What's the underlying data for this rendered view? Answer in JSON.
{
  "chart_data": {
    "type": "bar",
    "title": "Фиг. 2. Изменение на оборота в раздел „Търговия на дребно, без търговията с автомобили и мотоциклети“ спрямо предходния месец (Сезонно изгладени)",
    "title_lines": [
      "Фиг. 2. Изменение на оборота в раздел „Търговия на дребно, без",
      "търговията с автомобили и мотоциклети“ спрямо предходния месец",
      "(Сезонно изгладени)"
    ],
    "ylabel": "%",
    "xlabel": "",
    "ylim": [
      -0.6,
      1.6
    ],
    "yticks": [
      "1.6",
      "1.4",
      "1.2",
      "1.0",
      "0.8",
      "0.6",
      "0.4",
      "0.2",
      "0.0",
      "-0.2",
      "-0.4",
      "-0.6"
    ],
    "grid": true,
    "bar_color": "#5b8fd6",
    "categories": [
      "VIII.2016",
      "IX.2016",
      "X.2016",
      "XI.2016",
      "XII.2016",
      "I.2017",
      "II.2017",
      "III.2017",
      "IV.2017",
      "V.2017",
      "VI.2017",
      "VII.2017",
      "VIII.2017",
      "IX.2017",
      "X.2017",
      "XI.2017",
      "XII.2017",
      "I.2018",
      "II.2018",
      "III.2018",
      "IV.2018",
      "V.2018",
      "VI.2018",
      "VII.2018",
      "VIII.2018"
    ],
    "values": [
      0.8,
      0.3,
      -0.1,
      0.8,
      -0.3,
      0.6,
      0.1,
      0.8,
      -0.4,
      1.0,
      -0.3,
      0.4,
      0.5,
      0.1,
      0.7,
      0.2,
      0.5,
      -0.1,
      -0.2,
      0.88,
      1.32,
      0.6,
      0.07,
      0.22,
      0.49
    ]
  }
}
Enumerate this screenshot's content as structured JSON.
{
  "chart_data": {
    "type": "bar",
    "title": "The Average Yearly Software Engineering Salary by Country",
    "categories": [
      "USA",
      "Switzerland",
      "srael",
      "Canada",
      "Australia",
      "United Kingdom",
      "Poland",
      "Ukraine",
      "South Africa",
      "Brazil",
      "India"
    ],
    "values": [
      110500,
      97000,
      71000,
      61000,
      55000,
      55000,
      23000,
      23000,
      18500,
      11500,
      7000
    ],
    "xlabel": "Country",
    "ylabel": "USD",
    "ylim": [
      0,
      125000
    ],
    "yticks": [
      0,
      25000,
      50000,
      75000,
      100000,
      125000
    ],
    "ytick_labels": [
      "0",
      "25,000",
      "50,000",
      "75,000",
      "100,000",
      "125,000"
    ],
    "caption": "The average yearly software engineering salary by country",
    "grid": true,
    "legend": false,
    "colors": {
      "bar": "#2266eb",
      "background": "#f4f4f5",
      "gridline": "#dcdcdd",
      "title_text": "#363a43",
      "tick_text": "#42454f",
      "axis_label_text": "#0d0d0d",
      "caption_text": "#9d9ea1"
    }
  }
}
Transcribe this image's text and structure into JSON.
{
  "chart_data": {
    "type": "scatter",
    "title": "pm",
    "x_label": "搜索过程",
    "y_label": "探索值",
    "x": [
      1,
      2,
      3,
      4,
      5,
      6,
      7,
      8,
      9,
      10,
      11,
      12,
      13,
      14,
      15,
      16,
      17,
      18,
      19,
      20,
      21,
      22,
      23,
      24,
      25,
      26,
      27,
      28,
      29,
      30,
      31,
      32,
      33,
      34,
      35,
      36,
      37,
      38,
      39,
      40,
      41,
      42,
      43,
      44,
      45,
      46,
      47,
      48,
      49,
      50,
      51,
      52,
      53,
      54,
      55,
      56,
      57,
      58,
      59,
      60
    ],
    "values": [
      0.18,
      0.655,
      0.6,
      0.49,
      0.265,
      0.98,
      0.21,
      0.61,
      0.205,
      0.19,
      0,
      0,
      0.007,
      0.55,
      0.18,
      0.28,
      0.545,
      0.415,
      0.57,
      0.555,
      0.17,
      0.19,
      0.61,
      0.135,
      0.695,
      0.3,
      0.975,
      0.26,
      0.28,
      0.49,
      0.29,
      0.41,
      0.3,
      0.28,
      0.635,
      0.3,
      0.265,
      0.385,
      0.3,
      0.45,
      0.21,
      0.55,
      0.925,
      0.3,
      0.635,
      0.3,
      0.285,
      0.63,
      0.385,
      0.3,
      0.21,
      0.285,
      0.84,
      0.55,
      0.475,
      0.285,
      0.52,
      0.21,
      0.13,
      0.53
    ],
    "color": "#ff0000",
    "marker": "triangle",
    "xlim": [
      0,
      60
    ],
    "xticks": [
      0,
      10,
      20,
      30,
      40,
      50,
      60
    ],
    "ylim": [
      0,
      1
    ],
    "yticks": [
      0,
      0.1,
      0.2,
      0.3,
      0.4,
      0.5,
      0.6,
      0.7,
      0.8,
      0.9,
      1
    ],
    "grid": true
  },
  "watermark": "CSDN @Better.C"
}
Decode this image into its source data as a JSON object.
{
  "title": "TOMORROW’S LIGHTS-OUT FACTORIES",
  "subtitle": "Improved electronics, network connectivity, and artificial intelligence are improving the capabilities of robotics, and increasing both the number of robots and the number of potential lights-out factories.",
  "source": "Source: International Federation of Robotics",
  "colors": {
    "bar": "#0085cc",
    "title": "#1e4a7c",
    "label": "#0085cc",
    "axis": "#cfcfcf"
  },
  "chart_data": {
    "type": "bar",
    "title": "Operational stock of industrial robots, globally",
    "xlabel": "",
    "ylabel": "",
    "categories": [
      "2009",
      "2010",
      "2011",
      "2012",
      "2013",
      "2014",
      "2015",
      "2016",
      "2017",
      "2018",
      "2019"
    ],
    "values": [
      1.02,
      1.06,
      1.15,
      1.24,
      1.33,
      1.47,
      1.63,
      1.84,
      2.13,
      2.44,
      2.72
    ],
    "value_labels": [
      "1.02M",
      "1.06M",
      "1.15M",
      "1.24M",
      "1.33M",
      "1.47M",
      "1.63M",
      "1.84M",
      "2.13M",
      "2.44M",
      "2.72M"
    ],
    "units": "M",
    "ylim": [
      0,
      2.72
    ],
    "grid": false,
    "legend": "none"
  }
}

● Task instructions:
Above are some records. Report the number of their lines that include "спрямо", and add nothing else.

● Answer to the problem:
2